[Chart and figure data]
* begin *

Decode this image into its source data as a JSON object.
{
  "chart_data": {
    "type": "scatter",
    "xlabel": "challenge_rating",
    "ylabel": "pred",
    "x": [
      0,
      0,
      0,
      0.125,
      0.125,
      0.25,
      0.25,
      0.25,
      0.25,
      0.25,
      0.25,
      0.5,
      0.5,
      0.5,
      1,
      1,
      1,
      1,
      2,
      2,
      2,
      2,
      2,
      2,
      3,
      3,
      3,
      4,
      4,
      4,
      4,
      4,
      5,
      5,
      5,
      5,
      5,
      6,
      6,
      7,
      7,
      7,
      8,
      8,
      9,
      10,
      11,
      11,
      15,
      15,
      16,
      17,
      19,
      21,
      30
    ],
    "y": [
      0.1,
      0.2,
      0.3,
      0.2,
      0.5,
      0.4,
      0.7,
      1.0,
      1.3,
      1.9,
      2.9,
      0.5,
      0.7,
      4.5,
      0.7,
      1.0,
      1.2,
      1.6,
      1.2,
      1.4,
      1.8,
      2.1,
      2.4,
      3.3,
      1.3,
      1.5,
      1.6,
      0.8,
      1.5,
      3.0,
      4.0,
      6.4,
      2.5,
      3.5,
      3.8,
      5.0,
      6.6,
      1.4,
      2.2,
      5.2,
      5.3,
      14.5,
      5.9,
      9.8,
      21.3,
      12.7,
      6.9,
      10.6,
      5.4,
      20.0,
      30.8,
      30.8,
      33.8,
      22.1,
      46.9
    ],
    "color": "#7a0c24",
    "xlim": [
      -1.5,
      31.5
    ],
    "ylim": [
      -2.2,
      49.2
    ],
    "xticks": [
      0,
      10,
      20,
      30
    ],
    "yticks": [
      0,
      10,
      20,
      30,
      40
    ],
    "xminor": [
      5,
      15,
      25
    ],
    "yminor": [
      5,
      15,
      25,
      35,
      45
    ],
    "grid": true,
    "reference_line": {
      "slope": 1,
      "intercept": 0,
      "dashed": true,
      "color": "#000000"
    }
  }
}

* end *

§ **Exercise**
Go through the listing and copy all of it exactly.

§ **Correct answer**
Decode this image into its source data as a JSON object.
{
  "chart_data": {
    "type": "scatter",
    "xlabel": "challenge_rating",
    "ylabel": "pred",
    "x": [
      0,
      0,
      0,
      0.125,
      0.125,
      0.25,
      0.25,
      0.25,
      0.25,
      0.25,
      0.25,
      0.5,
      0.5,
      0.5,
      1,
      1,
      1,
      1,
      2,
      2,
      2,
      2,
      2,
      2,
      3,
      3,
      3,
      4,
      4,
      4,
      4,
      4,
      5,
      5,
      5,
      5,
      5,
      6,
      6,
      7,
      7,
      7,
      8,
      8,
      9,
      10,
      11,
      11,
      15,
      15,
      16,
      17,
      19,
      21,
      30
    ],
    "y": [
      0.1,
      0.2,
      0.3,
      0.2,
      0.5,
      0.4,
      0.7,
      1.0,
      1.3,
      1.9,
      2.9,
      0.5,
      0.7,
      4.5,
      0.7,
      1.0,
      1.2,
      1.6,
      1.2,
      1.4,
      1.8,
      2.1,
      2.4,
      3.3,
      1.3,
      1.5,
      1.6,
      0.8,
      1.5,
      3.0,
      4.0,
      6.4,
      2.5,
      3.5,
      3.8,
      5.0,
      6.6,
      1.4,
      2.2,
      5.2,
      5.3,
      14.5,
      5.9,
      9.8,
      21.3,
      12.7,
      6.9,
      10.6,
      5.4,
      20.0,
      30.8,
      30.8,
      33.8,
      22.1,
      46.9
    ],
    "color": "#7a0c24",
    "xlim": [
      -1.5,
      31.5
    ],
    "ylim": [
      -2.2,
      49.2
    ],
    "xticks": [
      0,
      10,
      20,
      30
    ],
    "yticks": [
      0,
      10,
      20,
      30,
      40
    ],
    "xminor": [
      5,
      15,
      25
    ],
    "yminor": [
      5,
      15,
      25,
      35,
      45
    ],
    "grid": true,
    "reference_line": {
      "slope": 1,
      "intercept": 0,
      "dashed": true,
      "color": "#000000"
    }
  }
}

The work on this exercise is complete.